Records from a collection of figures:

***

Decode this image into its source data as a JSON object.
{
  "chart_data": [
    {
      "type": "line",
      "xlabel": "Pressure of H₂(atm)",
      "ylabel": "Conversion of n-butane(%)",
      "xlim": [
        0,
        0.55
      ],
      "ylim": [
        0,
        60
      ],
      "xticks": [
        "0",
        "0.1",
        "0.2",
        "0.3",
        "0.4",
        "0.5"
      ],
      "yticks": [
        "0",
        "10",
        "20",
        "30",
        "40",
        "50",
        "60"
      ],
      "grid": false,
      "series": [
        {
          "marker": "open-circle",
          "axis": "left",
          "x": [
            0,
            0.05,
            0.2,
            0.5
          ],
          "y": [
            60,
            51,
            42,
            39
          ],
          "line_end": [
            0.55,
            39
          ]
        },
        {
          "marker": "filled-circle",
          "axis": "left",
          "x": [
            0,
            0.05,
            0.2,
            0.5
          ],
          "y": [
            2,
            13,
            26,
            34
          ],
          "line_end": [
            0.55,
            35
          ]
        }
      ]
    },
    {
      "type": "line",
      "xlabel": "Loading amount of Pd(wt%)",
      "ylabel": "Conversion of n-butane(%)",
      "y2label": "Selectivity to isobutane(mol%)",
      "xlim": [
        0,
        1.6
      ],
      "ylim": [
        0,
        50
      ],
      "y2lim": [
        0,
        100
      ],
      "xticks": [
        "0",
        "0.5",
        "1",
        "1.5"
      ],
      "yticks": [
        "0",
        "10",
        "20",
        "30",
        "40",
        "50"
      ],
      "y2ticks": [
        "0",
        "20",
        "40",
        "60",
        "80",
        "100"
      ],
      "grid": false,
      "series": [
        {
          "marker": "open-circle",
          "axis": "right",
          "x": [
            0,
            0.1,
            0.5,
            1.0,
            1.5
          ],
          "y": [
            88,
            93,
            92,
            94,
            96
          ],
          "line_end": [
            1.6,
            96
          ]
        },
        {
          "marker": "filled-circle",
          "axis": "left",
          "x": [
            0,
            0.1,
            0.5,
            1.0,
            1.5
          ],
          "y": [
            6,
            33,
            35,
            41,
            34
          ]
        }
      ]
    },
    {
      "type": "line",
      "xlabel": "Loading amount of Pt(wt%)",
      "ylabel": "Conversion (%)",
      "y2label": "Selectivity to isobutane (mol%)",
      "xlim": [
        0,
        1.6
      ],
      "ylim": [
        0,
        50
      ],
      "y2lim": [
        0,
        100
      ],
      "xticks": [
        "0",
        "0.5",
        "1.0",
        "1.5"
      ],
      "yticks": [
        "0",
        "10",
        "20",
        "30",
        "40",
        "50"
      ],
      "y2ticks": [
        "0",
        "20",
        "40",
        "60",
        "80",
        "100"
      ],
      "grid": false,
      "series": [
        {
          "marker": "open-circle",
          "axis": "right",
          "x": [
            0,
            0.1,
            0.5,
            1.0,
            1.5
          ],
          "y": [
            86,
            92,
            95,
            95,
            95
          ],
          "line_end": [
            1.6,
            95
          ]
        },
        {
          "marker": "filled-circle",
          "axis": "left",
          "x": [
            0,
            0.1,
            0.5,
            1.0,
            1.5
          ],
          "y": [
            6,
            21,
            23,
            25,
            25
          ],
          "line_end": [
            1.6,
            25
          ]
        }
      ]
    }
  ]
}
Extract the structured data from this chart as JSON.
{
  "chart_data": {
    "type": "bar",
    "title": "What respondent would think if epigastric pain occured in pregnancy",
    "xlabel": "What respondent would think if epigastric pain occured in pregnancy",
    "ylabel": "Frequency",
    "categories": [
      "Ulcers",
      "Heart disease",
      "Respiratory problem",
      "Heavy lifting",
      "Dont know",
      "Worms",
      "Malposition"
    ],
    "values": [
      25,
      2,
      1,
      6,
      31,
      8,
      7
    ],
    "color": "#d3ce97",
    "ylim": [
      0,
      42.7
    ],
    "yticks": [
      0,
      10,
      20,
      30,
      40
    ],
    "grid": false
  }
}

***

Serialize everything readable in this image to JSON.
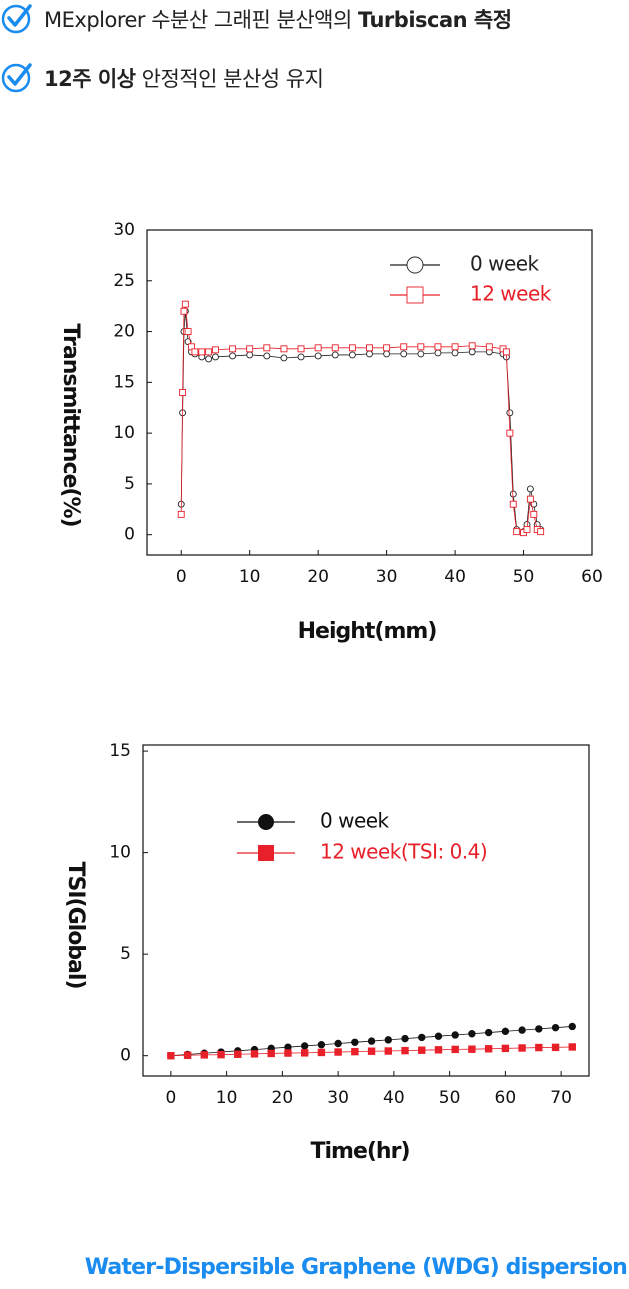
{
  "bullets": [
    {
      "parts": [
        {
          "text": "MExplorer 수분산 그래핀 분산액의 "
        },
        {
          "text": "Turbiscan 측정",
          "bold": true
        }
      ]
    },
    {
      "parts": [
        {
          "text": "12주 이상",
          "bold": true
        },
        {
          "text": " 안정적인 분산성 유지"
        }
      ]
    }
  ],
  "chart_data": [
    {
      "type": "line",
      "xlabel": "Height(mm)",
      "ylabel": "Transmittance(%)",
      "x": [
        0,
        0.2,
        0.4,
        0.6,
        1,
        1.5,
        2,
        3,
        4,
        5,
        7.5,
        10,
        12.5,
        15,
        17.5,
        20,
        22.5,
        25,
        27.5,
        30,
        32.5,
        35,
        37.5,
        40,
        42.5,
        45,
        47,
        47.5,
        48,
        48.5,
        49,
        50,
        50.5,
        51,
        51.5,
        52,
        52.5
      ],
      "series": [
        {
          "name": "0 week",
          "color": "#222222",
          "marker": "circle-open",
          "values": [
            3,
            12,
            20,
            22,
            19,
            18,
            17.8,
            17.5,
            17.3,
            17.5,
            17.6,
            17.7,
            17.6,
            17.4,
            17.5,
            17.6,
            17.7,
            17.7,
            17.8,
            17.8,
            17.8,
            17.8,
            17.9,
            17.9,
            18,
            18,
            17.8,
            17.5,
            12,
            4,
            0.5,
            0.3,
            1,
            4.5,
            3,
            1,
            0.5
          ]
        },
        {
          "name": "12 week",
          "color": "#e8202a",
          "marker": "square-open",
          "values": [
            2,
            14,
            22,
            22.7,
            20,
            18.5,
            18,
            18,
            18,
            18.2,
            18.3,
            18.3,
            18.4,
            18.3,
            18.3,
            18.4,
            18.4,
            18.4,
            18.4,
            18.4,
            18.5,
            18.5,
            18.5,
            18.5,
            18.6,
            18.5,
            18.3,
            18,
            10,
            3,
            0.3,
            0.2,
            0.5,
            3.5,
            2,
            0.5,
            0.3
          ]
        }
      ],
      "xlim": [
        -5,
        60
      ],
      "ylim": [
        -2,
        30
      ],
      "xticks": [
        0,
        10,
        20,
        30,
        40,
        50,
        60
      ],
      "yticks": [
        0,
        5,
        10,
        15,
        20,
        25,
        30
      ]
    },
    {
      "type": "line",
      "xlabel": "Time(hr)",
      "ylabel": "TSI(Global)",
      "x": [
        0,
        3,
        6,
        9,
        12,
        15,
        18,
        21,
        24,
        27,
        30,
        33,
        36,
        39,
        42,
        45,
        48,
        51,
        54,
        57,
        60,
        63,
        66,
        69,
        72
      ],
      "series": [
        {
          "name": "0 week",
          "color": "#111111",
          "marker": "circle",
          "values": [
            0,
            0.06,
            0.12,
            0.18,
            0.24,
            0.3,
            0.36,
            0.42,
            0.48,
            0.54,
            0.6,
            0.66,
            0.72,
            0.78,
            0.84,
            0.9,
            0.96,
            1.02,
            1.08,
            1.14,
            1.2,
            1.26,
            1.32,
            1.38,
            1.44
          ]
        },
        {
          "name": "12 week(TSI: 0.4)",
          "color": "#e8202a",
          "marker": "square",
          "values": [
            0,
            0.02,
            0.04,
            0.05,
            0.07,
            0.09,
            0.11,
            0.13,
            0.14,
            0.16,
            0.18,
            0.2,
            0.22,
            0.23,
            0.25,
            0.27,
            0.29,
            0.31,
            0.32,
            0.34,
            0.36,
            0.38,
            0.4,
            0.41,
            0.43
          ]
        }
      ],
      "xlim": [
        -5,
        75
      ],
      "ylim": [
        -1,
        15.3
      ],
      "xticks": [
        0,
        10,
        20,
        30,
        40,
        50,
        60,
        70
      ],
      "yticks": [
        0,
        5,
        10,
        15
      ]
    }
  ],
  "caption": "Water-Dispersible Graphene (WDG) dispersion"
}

***

THE TASK: Using the listing above, pick out each line that contains the word "ylabel", then copy it.

CORRECT OUTPUT:
      "ylabel": "Conversion of n-butane(%)",
      "ylabel": "Conversion of n-butane(%)",
      "ylabel": "Conversion (%)",
    "ylabel": "Frequency",
      "ylabel": "Transmittance(%)",
      "ylabel": "TSI(Global)",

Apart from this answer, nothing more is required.